= Direction =
Set the listing down again exactly, please, apart from its pictures.

(Lines of data)

┄┄┄┄┄┄┄┄┄┄

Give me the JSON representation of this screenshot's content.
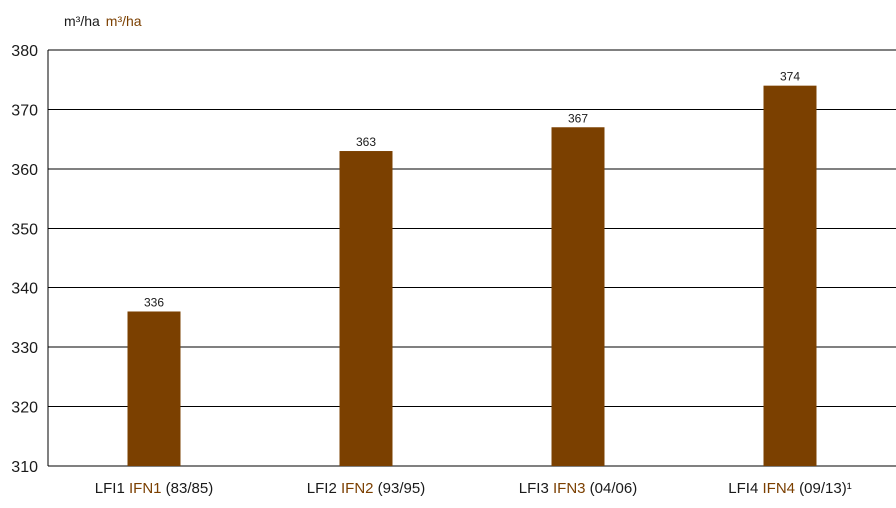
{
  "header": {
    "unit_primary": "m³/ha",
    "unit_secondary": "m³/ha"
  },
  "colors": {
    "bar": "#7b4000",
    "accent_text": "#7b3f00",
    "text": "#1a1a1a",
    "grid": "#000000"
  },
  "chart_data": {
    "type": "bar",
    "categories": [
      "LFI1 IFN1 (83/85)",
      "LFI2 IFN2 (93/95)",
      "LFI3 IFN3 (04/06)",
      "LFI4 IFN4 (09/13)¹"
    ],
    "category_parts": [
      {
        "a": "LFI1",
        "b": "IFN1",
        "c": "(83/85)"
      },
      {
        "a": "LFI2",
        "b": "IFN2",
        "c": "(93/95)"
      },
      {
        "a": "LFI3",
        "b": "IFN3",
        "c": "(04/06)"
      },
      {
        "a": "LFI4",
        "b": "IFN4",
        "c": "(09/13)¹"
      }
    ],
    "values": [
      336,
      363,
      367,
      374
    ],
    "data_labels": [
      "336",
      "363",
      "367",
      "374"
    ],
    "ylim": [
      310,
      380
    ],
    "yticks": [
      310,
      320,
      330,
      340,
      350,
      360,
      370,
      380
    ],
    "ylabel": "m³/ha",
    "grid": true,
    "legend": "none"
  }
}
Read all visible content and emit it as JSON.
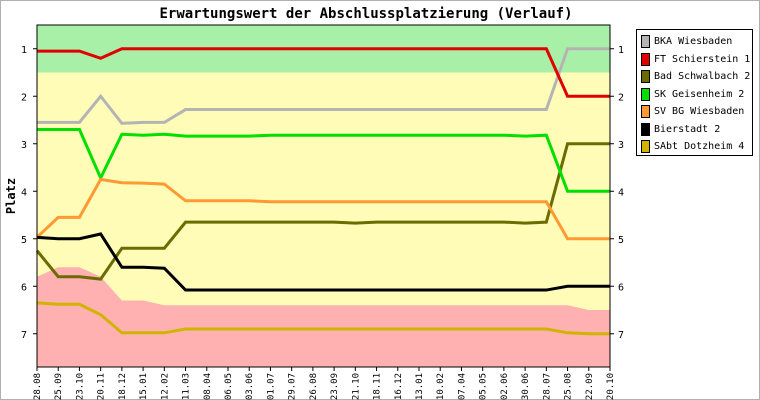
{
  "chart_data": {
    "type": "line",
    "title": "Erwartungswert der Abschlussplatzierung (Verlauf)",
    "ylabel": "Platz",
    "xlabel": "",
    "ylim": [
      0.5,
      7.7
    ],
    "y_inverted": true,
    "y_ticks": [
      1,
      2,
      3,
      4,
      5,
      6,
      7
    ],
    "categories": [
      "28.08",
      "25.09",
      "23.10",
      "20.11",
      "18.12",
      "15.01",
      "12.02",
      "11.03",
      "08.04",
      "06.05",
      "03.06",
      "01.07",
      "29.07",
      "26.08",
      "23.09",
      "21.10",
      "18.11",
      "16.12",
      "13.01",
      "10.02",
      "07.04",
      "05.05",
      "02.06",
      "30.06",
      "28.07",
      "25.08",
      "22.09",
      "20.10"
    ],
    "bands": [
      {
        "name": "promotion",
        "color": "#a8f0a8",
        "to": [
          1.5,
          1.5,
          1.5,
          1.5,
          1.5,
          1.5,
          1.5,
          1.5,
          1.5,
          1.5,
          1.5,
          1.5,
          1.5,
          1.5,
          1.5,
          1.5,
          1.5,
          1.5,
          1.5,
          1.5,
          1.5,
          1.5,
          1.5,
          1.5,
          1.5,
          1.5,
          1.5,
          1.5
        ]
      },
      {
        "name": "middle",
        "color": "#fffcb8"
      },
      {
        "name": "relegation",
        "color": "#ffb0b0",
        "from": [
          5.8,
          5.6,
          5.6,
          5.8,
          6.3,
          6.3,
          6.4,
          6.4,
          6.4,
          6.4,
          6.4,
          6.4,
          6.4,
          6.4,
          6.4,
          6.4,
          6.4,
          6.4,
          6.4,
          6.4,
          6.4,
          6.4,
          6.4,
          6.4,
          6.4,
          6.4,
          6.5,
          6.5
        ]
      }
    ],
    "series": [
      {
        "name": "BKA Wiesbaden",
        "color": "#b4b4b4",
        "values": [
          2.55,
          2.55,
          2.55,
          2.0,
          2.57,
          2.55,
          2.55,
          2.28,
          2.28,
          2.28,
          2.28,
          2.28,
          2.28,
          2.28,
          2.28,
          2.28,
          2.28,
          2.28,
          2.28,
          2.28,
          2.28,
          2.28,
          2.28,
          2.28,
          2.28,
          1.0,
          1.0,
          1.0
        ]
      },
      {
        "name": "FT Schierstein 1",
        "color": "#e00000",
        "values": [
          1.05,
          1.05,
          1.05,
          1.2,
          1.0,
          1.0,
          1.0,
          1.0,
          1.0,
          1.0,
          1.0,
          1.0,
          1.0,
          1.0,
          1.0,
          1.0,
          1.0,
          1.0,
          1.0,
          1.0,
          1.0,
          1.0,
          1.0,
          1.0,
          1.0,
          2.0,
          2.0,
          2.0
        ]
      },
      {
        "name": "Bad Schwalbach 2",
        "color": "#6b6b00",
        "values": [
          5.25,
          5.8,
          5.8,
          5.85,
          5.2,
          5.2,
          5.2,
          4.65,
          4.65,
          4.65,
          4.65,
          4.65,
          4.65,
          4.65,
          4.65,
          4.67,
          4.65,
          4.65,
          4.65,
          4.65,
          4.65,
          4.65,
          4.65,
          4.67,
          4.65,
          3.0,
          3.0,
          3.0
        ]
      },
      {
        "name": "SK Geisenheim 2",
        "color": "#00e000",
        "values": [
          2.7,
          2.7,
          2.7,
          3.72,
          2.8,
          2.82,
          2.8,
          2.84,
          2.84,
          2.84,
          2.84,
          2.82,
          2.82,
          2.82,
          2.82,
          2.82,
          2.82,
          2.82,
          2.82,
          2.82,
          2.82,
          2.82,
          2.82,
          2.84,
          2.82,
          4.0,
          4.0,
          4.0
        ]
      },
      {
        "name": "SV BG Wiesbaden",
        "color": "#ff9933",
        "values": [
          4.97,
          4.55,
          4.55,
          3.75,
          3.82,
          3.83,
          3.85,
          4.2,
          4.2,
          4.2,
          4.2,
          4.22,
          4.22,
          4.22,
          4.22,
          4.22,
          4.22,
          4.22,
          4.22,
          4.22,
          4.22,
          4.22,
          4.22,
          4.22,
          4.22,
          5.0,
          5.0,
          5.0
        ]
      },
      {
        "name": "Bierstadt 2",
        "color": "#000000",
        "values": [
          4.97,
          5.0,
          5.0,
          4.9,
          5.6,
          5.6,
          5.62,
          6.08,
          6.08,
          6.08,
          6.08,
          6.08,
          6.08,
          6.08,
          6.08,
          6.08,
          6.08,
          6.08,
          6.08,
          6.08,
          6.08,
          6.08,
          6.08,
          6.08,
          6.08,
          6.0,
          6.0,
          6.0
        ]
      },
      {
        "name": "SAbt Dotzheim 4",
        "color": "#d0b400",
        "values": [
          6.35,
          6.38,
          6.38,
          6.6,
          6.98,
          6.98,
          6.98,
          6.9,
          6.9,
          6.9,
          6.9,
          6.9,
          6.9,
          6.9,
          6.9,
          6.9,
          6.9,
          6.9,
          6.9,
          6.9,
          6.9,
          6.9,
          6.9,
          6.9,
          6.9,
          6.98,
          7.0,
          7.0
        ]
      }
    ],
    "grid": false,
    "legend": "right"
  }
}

┄┄┄┄┄┄┄┄┄┄

= Finished task =
Give me the JSON representation of this screenshot's content.
{
  "header": {
    "unit_primary": "m³/ha",
    "unit_secondary": "m³/ha"
  },
  "colors": {
    "bar": "#7b4000",
    "accent_text": "#7b3f00",
    "text": "#1a1a1a",
    "grid": "#000000"
  },
  "chart_data": {
    "type": "bar",
    "categories": [
      "LFI1 IFN1 (83/85)",
      "LFI2 IFN2 (93/95)",
      "LFI3 IFN3 (04/06)",
      "LFI4 IFN4 (09/13)¹"
    ],
    "category_parts": [
      {
        "a": "LFI1",
        "b": "IFN1",
        "c": "(83/85)"
      },
      {
        "a": "LFI2",
        "b": "IFN2",
        "c": "(93/95)"
      },
      {
        "a": "LFI3",
        "b": "IFN3",
        "c": "(04/06)"
      },
      {
        "a": "LFI4",
        "b": "IFN4",
        "c": "(09/13)¹"
      }
    ],
    "values": [
      336,
      363,
      367,
      374
    ],
    "data_labels": [
      "336",
      "363",
      "367",
      "374"
    ],
    "ylim": [
      310,
      380
    ],
    "yticks": [
      310,
      320,
      330,
      340,
      350,
      360,
      370,
      380
    ],
    "ylabel": "m³/ha",
    "grid": true,
    "legend": "none"
  }
}
Read all visible content and emit it as JSON.
{
  "chart_data": {
    "type": "line",
    "title": "Erwartungswert der Abschlussplatzierung (Verlauf)",
    "ylabel": "Platz",
    "xlabel": "",
    "ylim": [
      0.5,
      7.7
    ],
    "y_inverted": true,
    "y_ticks": [
      1,
      2,
      3,
      4,
      5,
      6,
      7
    ],
    "categories": [
      "28.08",
      "25.09",
      "23.10",
      "20.11",
      "18.12",
      "15.01",
      "12.02",
      "11.03",
      "08.04",
      "06.05",
      "03.06",
      "01.07",
      "29.07",
      "26.08",
      "23.09",
      "21.10",
      "18.11",
      "16.12",
      "13.01",
      "10.02",
      "07.04",
      "05.05",
      "02.06",
      "30.06",
      "28.07",
      "25.08",
      "22.09",
      "20.10"
    ],
    "bands": [
      {
        "name": "promotion",
        "color": "#a8f0a8",
        "to": [
          1.5,
          1.5,
          1.5,
          1.5,
          1.5,
          1.5,
          1.5,
          1.5,
          1.5,
          1.5,
          1.5,
          1.5,
          1.5,
          1.5,
          1.5,
          1.5,
          1.5,
          1.5,
          1.5,
          1.5,
          1.5,
          1.5,
          1.5,
          1.5,
          1.5,
          1.5,
          1.5,
          1.5
        ]
      },
      {
        "name": "middle",
        "color": "#fffcb8"
      },
      {
        "name": "relegation",
        "color": "#ffb0b0",
        "from": [
          5.8,
          5.6,
          5.6,
          5.8,
          6.3,
          6.3,
          6.4,
          6.4,
          6.4,
          6.4,
          6.4,
          6.4,
          6.4,
          6.4,
          6.4,
          6.4,
          6.4,
          6.4,
          6.4,
          6.4,
          6.4,
          6.4,
          6.4,
          6.4,
          6.4,
          6.4,
          6.5,
          6.5
        ]
      }
    ],
    "series": [
      {
        "name": "BKA Wiesbaden",
        "color": "#b4b4b4",
        "values": [
          2.55,
          2.55,
          2.55,
          2.0,
          2.57,
          2.55,
          2.55,
          2.28,
          2.28,
          2.28,
          2.28,
          2.28,
          2.28,
          2.28,
          2.28,
          2.28,
          2.28,
          2.28,
          2.28,
          2.28,
          2.28,
          2.28,
          2.28,
          2.28,
          2.28,
          1.0,
          1.0,
          1.0
        ]
      },
      {
        "name": "FT Schierstein 1",
        "color": "#e00000",
        "values": [
          1.05,
          1.05,
          1.05,
          1.2,
          1.0,
          1.0,
          1.0,
          1.0,
          1.0,
          1.0,
          1.0,
          1.0,
          1.0,
          1.0,
          1.0,
          1.0,
          1.0,
          1.0,
          1.0,
          1.0,
          1.0,
          1.0,
          1.0,
          1.0,
          1.0,
          2.0,
          2.0,
          2.0
        ]
      },
      {
        "name": "Bad Schwalbach 2",
        "color": "#6b6b00",
        "values": [
          5.25,
          5.8,
          5.8,
          5.85,
          5.2,
          5.2,
          5.2,
          4.65,
          4.65,
          4.65,
          4.65,
          4.65,
          4.65,
          4.65,
          4.65,
          4.67,
          4.65,
          4.65,
          4.65,
          4.65,
          4.65,
          4.65,
          4.65,
          4.67,
          4.65,
          3.0,
          3.0,
          3.0
        ]
      },
      {
        "name": "SK Geisenheim 2",
        "color": "#00e000",
        "values": [
          2.7,
          2.7,
          2.7,
          3.72,
          2.8,
          2.82,
          2.8,
          2.84,
          2.84,
          2.84,
          2.84,
          2.82,
          2.82,
          2.82,
          2.82,
          2.82,
          2.82,
          2.82,
          2.82,
          2.82,
          2.82,
          2.82,
          2.82,
          2.84,
          2.82,
          4.0,
          4.0,
          4.0
        ]
      },
      {
        "name": "SV BG Wiesbaden",
        "color": "#ff9933",
        "values": [
          4.97,
          4.55,
          4.55,
          3.75,
          3.82,
          3.83,
          3.85,
          4.2,
          4.2,
          4.2,
          4.2,
          4.22,
          4.22,
          4.22,
          4.22,
          4.22,
          4.22,
          4.22,
          4.22,
          4.22,
          4.22,
          4.22,
          4.22,
          4.22,
          4.22,
          5.0,
          5.0,
          5.0
        ]
      },
      {
        "name": "Bierstadt 2",
        "color": "#000000",
        "values": [
          4.97,
          5.0,
          5.0,
          4.9,
          5.6,
          5.6,
          5.62,
          6.08,
          6.08,
          6.08,
          6.08,
          6.08,
          6.08,
          6.08,
          6.08,
          6.08,
          6.08,
          6.08,
          6.08,
          6.08,
          6.08,
          6.08,
          6.08,
          6.08,
          6.08,
          6.0,
          6.0,
          6.0
        ]
      },
      {
        "name": "SAbt Dotzheim 4",
        "color": "#d0b400",
        "values": [
          6.35,
          6.38,
          6.38,
          6.6,
          6.98,
          6.98,
          6.98,
          6.9,
          6.9,
          6.9,
          6.9,
          6.9,
          6.9,
          6.9,
          6.9,
          6.9,
          6.9,
          6.9,
          6.9,
          6.9,
          6.9,
          6.9,
          6.9,
          6.9,
          6.9,
          6.98,
          7.0,
          7.0
        ]
      }
    ],
    "grid": false,
    "legend": "right"
  }
}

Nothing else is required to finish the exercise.